-- START OF Listed records --

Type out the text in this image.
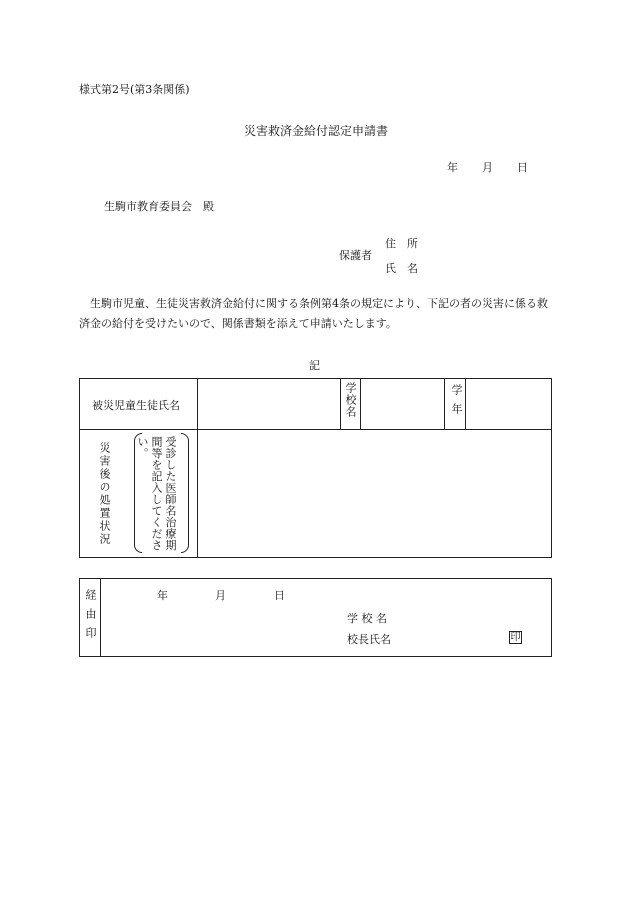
様式第2号(第3条関係)
災害救済金給付認定申請書
年 月 日
生駒市教育委員会　殿
住　所
保護者
氏　名
生駒市児童、生徒災害救済金給付に関する条例第4条の規定により、下記の者の災害に係る救済金の給付を受けたいので、関係書類を添えて申請いたします。
記
被災児童生徒氏名	学校名	学年
災害後の処置状況	受診した医師名治療期
間等を記入してくださ
い。
経由印	年	月	日
学 校 名
校長氏名	印
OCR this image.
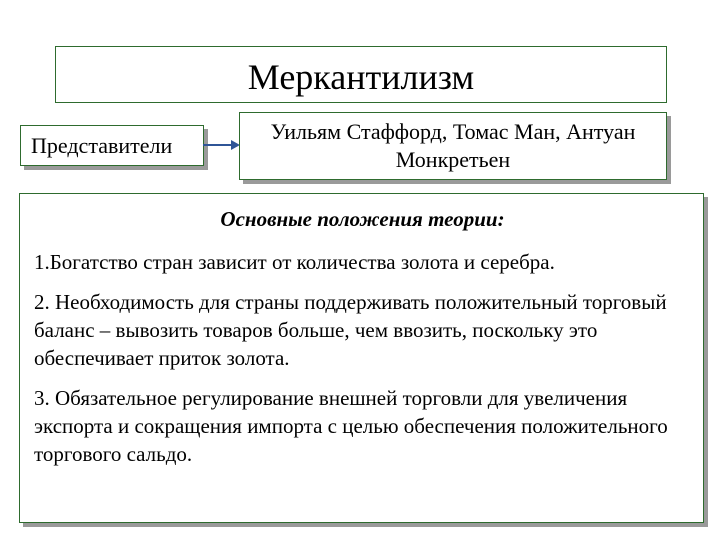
Меркантилизм
Представители
Уильям Стаффорд, Томас Ман, Антуан Монкретьен
Основные положения теории:

1.Богатство стран зависит от количества золота и серебра.

2. Необходимость для страны поддерживать положительный торговый баланс – вывозить товаров больше, чем ввозить, поскольку это обеспечивает приток золота.

3. Обязательное регулирование внешней торговли для увеличения экспорта и сокращения импорта с целью обеспечения положительного торгового сальдо.
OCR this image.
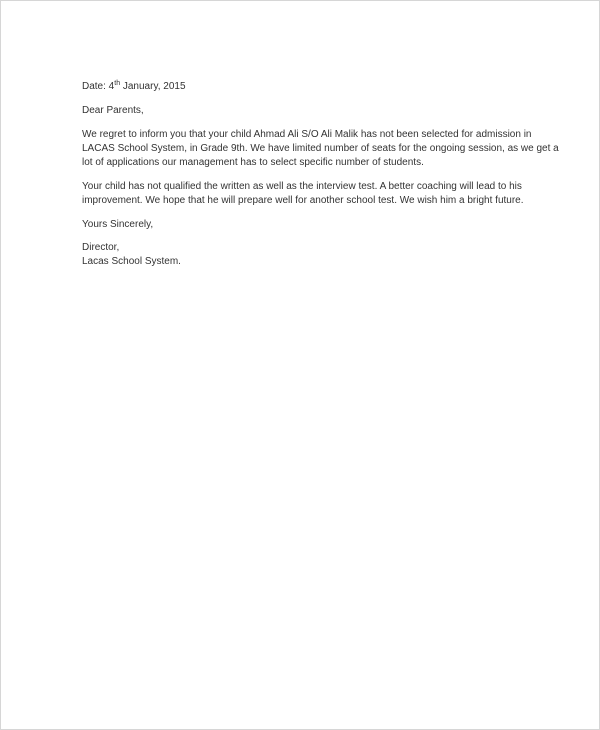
Date: 4th January, 2015
Dear Parents,
We regret to inform you that your child Ahmad Ali S/O Ali Malik has not been selected for admission in
LACAS School System, in Grade 9th. We have limited number of seats for the ongoing session, as we get a
lot of applications our management has to select specific number of students.
Your child has not qualified the written as well as the interview test. A better coaching will lead to his
improvement. We hope that he will prepare well for another school test. We wish him a bright future.
Yours Sincerely,
Director,
Lacas School System.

-- END OF Listed records --

Output, exactly, all the records above; include no pictures.

Written answer
Type out the text in this image.
様式第2号(第3条関係)
災害救済金給付認定申請書
年 月 日
生駒市教育委員会　殿
住　所
保護者
氏　名
生駒市児童、生徒災害救済金給付に関する条例第4条の規定により、下記の者の災害に係る救済金の給付を受けたいので、関係書類を添えて申請いたします。
記
被災児童生徒氏名	学校名	学年
災害後の処置状況	受診した医師名治療期
間等を記入してくださ
い。
経由印	年	月	日
学 校 名
校長氏名	印
OCR this image.
Меркантилизм
Представители
Уильям Стаффорд, Томас Ман, Антуан Монкретьен
Основные положения теории:

1.Богатство стран зависит от количества золота и серебра.

2. Необходимость для страны поддерживать положительный торговый баланс – вывозить товаров больше, чем ввозить, поскольку это обеспечивает приток золота.

3. Обязательное регулирование внешней торговли для увеличения экспорта и сокращения импорта с целью обеспечения положительного торгового сальдо.
OCR this image.
Date: 4th January, 2015
Dear Parents,
We regret to inform you that your child Ahmad Ali S/O Ali Malik has not been selected for admission in
LACAS School System, in Grade 9th. We have limited number of seats for the ongoing session, as we get a
lot of applications our management has to select specific number of students.
Your child has not qualified the written as well as the interview test. A better coaching will lead to his
improvement. We hope that he will prepare well for another school test. We wish him a bright future.
Yours Sincerely,
Director,
Lacas School System.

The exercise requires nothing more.